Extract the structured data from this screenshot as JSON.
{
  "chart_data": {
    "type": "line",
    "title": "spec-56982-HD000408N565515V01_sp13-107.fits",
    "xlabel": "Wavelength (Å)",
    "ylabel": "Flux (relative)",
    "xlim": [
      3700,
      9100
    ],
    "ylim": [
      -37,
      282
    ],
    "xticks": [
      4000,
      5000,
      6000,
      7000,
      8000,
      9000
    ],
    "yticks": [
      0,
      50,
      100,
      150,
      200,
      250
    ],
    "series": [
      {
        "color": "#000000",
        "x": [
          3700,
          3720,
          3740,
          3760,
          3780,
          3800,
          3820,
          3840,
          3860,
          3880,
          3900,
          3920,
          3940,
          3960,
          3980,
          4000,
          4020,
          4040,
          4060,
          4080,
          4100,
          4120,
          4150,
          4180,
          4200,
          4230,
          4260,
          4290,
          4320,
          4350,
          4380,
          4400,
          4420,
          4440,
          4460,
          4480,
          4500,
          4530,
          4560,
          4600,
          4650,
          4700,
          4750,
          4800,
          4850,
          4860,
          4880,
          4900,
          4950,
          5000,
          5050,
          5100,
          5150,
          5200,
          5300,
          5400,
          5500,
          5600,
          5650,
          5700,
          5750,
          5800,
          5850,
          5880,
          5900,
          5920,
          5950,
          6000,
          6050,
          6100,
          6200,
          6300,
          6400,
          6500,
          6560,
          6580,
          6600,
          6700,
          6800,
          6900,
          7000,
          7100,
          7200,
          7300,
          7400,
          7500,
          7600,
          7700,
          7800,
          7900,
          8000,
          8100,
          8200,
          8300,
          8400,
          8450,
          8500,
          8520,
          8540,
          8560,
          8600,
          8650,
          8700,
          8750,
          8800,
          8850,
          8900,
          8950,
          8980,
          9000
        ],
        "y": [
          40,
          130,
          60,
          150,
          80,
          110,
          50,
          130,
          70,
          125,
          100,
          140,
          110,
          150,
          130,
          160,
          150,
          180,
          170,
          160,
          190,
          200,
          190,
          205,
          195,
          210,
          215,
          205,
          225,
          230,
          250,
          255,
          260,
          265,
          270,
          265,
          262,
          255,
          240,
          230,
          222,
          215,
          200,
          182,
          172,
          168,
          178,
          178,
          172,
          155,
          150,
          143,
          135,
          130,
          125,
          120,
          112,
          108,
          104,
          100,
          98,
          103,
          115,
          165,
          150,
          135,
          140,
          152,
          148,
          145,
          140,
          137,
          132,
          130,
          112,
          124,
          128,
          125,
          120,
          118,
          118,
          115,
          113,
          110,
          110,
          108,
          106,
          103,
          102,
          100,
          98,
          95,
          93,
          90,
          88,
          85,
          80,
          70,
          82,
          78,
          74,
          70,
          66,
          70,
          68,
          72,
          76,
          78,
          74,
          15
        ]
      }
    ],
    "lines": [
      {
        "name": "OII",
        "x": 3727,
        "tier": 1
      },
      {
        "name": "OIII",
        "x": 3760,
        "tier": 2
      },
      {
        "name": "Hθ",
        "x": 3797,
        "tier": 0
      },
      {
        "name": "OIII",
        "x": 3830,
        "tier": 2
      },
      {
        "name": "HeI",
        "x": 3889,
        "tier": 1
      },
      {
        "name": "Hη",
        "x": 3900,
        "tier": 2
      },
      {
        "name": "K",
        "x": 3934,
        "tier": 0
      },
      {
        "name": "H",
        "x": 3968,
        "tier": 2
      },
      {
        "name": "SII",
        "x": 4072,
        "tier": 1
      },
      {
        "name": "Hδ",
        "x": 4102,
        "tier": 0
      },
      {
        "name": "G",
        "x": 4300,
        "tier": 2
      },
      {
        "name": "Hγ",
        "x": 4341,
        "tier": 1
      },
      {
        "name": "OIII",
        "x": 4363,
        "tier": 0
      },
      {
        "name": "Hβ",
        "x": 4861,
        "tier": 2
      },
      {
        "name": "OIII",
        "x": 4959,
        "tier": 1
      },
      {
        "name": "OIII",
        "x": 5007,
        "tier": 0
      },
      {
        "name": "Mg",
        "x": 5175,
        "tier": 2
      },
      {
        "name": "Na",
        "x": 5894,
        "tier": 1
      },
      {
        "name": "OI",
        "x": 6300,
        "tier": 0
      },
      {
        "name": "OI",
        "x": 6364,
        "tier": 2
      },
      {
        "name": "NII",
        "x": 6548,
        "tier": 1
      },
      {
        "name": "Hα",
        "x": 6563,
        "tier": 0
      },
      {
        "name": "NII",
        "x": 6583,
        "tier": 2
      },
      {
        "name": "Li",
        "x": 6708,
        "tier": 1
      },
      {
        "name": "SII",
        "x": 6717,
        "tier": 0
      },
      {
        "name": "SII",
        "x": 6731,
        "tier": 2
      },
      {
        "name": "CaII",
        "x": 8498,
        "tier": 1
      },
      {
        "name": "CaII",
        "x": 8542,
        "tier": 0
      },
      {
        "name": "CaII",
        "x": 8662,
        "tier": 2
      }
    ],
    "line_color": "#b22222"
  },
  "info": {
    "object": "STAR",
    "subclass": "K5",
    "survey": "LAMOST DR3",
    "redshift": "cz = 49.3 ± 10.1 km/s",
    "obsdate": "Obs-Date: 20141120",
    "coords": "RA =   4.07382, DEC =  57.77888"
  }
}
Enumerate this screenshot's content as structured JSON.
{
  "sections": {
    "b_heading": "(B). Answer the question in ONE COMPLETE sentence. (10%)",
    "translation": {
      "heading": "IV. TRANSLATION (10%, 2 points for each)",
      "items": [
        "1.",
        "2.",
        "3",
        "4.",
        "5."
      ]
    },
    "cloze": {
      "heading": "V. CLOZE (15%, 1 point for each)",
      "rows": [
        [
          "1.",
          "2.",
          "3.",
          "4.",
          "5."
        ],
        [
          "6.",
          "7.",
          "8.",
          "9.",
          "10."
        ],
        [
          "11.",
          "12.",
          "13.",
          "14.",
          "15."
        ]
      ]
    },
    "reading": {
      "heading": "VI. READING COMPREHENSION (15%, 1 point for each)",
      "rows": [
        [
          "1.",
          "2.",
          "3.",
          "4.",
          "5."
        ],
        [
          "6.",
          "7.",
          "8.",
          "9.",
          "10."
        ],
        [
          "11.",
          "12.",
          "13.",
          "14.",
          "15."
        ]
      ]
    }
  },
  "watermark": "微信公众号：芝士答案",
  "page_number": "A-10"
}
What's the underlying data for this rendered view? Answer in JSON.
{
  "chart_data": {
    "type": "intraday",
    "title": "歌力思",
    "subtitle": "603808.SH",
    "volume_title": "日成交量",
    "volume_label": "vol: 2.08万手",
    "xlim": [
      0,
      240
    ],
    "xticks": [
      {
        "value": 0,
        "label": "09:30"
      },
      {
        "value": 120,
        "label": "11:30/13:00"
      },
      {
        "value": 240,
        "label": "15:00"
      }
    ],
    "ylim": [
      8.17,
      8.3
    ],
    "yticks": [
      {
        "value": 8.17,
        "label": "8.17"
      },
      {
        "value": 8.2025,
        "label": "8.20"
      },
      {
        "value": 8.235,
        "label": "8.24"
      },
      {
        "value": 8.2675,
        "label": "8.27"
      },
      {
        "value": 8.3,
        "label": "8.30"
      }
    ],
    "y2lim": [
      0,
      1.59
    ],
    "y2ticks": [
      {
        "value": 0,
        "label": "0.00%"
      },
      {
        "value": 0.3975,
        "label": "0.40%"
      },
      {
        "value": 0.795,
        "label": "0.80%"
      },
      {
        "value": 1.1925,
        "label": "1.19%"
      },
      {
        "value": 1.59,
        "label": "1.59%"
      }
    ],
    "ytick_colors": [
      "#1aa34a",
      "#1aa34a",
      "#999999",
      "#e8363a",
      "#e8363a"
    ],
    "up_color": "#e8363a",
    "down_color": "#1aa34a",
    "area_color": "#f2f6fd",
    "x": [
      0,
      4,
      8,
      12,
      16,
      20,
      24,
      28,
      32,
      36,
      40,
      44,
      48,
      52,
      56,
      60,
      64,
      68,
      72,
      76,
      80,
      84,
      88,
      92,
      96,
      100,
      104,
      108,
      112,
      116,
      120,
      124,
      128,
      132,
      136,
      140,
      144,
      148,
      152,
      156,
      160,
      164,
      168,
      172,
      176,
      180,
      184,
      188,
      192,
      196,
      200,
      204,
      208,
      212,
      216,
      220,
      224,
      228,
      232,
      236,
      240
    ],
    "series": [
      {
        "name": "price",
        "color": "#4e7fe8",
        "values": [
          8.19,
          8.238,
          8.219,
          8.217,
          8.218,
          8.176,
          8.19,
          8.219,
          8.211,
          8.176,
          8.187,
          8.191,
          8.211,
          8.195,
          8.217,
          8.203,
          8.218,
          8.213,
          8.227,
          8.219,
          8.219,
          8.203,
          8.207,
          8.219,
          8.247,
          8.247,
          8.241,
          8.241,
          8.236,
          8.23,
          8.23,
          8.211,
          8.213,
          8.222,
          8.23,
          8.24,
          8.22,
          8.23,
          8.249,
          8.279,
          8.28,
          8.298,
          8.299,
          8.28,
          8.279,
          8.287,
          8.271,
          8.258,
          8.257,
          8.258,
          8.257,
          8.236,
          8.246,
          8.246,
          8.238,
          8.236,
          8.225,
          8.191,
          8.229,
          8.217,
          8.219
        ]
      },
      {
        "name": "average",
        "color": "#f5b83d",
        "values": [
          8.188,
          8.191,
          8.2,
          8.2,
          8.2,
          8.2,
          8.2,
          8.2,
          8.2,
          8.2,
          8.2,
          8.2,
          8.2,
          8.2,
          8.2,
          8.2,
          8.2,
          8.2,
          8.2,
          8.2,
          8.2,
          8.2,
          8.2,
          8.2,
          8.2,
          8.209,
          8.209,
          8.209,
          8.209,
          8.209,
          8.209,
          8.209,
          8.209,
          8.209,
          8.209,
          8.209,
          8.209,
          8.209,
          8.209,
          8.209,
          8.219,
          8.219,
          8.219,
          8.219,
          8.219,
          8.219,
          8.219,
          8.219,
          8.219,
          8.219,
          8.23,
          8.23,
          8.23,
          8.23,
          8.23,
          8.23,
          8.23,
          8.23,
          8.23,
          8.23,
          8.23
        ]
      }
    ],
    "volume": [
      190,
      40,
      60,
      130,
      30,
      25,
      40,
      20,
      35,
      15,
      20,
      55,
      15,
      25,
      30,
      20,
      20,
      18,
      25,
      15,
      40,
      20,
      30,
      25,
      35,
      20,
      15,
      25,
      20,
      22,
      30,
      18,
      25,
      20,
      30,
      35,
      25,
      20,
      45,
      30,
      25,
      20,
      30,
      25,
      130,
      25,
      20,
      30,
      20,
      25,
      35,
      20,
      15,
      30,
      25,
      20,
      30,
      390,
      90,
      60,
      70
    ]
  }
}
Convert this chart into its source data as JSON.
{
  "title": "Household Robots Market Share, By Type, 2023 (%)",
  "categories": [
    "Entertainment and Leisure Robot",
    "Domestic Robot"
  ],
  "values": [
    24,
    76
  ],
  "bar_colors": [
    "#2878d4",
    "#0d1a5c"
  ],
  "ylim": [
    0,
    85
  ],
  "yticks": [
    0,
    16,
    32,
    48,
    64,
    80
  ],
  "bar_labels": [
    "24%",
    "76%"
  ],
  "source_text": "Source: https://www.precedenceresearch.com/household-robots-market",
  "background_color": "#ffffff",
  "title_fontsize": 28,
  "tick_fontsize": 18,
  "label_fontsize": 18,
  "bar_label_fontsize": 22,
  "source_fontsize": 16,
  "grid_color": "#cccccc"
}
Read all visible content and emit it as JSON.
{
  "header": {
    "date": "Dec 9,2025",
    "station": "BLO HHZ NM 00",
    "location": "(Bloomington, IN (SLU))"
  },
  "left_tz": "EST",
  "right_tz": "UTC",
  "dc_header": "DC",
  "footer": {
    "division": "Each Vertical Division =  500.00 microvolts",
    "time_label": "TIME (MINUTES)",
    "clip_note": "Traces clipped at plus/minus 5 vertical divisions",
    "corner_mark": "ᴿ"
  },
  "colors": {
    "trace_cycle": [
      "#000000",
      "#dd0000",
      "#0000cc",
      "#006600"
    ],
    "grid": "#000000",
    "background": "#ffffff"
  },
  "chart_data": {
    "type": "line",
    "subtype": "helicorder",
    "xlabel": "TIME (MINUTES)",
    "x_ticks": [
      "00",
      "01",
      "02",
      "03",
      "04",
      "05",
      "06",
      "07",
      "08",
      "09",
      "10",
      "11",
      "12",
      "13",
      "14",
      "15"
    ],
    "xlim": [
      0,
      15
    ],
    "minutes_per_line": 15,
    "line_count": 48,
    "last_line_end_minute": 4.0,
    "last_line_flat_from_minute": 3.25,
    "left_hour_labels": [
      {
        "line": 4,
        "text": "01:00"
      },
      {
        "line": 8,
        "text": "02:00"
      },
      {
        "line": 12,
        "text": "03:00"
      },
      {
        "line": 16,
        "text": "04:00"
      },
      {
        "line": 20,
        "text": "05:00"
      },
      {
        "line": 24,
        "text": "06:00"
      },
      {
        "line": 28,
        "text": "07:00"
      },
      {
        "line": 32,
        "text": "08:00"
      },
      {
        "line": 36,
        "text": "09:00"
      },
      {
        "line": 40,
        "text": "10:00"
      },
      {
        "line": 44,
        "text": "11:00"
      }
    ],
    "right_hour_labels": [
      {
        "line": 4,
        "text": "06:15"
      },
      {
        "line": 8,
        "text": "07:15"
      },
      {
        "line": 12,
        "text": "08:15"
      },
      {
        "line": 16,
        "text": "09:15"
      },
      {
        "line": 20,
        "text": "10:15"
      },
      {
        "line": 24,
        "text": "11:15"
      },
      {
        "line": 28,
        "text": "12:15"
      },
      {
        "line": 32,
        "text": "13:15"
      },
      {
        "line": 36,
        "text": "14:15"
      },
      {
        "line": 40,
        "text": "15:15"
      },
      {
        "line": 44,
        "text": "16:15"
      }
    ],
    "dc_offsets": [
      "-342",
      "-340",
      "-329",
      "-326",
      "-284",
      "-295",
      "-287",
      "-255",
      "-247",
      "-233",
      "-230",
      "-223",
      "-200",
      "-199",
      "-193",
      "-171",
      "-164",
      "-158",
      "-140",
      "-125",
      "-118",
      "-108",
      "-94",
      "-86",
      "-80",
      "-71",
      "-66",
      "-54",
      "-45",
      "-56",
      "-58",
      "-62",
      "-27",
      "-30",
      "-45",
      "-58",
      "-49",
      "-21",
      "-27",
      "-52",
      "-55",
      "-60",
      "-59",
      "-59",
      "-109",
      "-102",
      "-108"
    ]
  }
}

•••••

→ **Given exercise**: Scan the lines above for "xlabel", then copy every one that has it.

→ **Finished answer**:
    "xlabel": "Wavelength (Å)",
    "xlabel": "TIME (MINUTES)",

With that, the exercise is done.